### What the exercise asks:
Every line of the data must be copied exactly.

* start *

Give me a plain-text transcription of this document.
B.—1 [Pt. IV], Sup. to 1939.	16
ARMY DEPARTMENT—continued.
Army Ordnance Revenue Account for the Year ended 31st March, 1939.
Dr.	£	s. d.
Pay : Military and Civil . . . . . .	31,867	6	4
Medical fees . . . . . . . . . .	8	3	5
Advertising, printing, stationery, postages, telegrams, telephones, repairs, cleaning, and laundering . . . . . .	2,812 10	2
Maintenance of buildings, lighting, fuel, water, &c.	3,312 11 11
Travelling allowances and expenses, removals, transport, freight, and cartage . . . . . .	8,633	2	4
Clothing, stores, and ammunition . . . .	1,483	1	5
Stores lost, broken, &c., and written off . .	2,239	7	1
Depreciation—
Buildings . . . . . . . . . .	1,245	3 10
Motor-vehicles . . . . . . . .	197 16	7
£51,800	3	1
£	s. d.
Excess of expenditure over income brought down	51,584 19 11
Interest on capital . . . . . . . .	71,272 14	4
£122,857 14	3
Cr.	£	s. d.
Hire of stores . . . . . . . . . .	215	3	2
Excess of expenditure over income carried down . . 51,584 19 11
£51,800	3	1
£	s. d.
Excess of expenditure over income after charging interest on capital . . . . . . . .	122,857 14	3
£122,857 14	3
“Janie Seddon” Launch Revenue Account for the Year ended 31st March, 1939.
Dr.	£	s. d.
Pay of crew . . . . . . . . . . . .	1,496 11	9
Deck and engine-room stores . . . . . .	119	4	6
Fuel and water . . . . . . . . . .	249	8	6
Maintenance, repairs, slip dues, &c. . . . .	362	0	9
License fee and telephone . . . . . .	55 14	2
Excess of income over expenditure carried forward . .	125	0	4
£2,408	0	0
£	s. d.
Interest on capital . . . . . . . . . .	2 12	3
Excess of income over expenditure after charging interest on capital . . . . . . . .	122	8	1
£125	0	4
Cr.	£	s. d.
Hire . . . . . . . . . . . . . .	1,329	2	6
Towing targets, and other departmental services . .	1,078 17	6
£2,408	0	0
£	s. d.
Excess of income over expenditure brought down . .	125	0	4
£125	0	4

* end *

### Reply to the exercise:
Give me a plain-text transcription of this document.
B.—1 [Pt. IV], Sup. to 1939.	16
ARMY DEPARTMENT—continued.
Army Ordnance Revenue Account for the Year ended 31st March, 1939.
Dr.	£	s. d.
Pay : Military and Civil . . . . . .	31,867	6	4
Medical fees . . . . . . . . . .	8	3	5
Advertising, printing, stationery, postages, telegrams, telephones, repairs, cleaning, and laundering . . . . . .	2,812 10	2
Maintenance of buildings, lighting, fuel, water, &c.	3,312 11 11
Travelling allowances and expenses, removals, transport, freight, and cartage . . . . . .	8,633	2	4
Clothing, stores, and ammunition . . . .	1,483	1	5
Stores lost, broken, &c., and written off . .	2,239	7	1
Depreciation—
Buildings . . . . . . . . . .	1,245	3 10
Motor-vehicles . . . . . . . .	197 16	7
£51,800	3	1
£	s. d.
Excess of expenditure over income brought down	51,584 19 11
Interest on capital . . . . . . . .	71,272 14	4
£122,857 14	3
Cr.	£	s. d.
Hire of stores . . . . . . . . . .	215	3	2
Excess of expenditure over income carried down . . 51,584 19 11
£51,800	3	1
£	s. d.
Excess of expenditure over income after charging interest on capital . . . . . . . .	122,857 14	3
£122,857 14	3
“Janie Seddon” Launch Revenue Account for the Year ended 31st March, 1939.
Dr.	£	s. d.
Pay of crew . . . . . . . . . . . .	1,496 11	9
Deck and engine-room stores . . . . . .	119	4	6
Fuel and water . . . . . . . . . .	249	8	6
Maintenance, repairs, slip dues, &c. . . . .	362	0	9
License fee and telephone . . . . . .	55 14	2
Excess of income over expenditure carried forward . .	125	0	4
£2,408	0	0
£	s. d.
Interest on capital . . . . . . . . . .	2 12	3
Excess of income over expenditure after charging interest on capital . . . . . . . .	122	8	1
£125	0	4
Cr.	£	s. d.
Hire . . . . . . . . . . . . . .	1,329	2	6
Towing targets, and other departmental services . .	1,078 17	6
£2,408	0	0
£	s. d.
Excess of income over expenditure brought down . .	125	0	4
£125	0	4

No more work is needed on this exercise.